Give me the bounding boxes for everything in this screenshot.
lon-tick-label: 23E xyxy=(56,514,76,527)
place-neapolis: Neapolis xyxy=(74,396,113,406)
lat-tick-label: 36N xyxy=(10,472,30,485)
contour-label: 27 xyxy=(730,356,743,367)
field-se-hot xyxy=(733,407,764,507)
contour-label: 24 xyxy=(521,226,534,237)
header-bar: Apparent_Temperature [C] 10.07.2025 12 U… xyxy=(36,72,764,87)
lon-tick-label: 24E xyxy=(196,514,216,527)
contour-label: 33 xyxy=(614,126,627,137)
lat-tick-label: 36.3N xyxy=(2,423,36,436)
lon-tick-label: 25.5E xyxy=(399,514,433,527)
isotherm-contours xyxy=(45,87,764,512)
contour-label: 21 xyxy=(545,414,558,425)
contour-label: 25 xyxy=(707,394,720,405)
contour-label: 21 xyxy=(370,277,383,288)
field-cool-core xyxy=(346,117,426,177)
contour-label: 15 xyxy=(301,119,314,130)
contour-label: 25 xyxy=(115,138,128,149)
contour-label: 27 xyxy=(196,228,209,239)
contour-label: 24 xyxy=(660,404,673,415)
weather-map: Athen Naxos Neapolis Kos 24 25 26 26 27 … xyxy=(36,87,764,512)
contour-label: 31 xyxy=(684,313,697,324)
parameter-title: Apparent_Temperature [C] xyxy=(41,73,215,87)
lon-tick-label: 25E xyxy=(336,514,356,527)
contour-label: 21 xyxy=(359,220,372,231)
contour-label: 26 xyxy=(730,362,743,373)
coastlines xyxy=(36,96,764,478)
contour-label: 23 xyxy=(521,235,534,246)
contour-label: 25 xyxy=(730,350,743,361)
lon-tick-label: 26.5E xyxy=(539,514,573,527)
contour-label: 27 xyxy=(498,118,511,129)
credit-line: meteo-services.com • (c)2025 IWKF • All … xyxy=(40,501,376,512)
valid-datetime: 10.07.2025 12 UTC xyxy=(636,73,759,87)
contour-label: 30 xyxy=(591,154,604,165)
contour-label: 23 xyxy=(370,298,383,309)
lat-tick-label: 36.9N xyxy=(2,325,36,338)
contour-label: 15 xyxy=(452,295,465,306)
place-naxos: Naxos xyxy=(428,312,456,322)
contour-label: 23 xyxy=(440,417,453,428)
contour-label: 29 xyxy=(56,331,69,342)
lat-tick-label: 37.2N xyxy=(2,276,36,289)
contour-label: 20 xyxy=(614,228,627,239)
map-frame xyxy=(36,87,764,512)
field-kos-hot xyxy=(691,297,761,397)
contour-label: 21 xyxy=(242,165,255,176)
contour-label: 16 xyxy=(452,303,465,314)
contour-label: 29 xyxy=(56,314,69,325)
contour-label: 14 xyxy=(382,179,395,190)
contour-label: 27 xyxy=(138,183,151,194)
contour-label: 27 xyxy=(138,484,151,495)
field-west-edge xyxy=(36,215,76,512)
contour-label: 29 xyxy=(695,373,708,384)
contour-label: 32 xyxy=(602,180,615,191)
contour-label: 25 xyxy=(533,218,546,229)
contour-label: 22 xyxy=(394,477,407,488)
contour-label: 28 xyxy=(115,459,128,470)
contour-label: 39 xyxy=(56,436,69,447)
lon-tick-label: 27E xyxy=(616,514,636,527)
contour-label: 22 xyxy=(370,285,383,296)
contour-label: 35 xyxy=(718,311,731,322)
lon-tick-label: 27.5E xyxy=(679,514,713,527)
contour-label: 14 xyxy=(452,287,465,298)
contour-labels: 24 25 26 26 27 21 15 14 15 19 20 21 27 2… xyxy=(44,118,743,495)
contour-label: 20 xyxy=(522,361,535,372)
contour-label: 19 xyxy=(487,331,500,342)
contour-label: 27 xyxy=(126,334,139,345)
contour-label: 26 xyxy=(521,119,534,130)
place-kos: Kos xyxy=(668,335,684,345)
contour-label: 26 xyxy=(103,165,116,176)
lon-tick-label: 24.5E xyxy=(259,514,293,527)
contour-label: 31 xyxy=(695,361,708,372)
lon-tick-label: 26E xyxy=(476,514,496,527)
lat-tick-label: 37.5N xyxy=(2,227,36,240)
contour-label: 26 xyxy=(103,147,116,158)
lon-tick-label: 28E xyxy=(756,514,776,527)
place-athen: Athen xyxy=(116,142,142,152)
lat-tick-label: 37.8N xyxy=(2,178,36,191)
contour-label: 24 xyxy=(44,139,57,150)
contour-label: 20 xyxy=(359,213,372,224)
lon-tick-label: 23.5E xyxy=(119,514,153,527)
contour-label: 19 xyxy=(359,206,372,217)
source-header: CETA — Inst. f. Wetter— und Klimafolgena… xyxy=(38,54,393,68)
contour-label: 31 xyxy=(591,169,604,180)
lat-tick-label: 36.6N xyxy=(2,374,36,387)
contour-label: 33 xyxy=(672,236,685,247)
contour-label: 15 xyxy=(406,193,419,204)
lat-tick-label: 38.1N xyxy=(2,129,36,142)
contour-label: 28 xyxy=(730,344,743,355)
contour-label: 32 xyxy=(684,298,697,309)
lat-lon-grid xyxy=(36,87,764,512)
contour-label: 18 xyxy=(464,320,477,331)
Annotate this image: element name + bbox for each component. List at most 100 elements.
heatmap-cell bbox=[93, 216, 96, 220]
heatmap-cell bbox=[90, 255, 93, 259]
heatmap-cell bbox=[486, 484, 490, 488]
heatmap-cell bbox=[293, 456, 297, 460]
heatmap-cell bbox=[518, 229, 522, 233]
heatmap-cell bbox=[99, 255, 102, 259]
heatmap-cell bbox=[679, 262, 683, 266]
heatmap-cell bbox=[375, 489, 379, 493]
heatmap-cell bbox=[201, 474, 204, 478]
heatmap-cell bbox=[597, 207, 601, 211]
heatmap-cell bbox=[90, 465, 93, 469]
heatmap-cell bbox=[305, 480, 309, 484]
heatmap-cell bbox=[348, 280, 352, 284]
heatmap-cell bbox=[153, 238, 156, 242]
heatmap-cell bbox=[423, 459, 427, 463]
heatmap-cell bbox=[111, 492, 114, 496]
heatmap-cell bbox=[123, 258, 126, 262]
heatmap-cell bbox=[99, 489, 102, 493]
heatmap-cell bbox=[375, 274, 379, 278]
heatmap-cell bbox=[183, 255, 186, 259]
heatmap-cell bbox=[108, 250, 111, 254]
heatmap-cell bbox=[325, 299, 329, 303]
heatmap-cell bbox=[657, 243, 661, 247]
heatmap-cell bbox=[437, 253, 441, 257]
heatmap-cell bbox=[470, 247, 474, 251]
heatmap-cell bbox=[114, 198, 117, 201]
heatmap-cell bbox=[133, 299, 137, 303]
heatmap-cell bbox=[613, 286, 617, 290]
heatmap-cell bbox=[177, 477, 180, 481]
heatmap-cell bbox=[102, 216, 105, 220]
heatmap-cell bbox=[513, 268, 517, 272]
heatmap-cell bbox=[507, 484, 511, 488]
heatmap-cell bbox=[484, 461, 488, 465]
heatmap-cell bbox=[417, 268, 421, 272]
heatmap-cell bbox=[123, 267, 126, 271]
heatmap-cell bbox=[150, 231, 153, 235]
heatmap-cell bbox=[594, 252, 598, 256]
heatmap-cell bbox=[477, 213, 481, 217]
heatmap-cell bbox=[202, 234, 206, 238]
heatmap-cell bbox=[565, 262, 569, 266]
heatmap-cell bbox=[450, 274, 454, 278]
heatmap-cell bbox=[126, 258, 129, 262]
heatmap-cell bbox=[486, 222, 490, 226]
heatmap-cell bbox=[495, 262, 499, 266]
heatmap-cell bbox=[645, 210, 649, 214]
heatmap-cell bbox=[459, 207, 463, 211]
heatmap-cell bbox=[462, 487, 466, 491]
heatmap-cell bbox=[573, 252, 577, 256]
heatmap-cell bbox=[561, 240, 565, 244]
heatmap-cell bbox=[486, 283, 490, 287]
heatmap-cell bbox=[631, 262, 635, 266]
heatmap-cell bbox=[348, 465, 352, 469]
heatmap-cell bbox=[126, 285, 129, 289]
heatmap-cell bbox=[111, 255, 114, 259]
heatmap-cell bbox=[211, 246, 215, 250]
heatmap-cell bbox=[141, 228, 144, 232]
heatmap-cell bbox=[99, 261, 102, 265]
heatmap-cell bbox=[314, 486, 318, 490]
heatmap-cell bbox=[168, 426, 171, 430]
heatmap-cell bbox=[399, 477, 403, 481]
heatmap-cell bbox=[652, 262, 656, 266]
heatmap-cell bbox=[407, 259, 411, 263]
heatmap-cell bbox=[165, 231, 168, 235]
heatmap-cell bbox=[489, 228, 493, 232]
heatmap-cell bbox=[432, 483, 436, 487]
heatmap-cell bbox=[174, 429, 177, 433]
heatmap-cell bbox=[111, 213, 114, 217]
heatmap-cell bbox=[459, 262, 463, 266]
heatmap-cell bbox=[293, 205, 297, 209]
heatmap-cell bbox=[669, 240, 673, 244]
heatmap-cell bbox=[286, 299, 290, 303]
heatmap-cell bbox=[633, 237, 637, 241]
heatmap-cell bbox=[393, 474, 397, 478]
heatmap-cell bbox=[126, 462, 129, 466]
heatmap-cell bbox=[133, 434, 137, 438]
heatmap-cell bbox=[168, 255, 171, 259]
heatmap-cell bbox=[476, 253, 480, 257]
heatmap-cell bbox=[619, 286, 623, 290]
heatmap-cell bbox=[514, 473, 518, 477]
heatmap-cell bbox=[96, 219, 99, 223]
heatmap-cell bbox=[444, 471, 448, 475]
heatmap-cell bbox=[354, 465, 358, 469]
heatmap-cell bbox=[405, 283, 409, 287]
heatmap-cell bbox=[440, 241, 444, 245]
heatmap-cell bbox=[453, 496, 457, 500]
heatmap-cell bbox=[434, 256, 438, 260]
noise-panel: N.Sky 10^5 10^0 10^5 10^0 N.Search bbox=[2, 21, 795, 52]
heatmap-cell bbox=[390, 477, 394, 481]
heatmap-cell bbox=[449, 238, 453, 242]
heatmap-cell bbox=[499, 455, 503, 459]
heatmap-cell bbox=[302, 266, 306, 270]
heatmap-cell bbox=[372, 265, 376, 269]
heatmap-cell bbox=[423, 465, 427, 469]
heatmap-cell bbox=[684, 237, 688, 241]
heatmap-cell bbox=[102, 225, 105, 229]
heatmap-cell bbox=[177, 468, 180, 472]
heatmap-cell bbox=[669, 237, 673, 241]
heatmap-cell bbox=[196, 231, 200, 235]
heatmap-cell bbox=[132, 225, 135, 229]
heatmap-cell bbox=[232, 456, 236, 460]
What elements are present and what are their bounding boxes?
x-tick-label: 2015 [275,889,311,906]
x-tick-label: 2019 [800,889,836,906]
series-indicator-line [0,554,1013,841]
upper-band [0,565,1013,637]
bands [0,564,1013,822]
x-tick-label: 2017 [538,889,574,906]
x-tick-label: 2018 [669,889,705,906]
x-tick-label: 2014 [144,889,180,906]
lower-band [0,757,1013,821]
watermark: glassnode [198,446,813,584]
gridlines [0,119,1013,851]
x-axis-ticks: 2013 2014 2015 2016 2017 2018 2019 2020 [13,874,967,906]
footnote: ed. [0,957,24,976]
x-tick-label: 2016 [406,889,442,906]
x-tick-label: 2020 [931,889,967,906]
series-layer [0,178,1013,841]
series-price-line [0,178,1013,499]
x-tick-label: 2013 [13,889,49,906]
────────────────────────────────────────
Identify each line of the data above that contains the string "field", and copy those lines.

field-se-hot xyxy=(733,407,764,507)
field-cool-core xyxy=(346,117,426,177)
field-kos-hot xyxy=(691,297,761,397)
field-west-edge xyxy=(36,215,76,512)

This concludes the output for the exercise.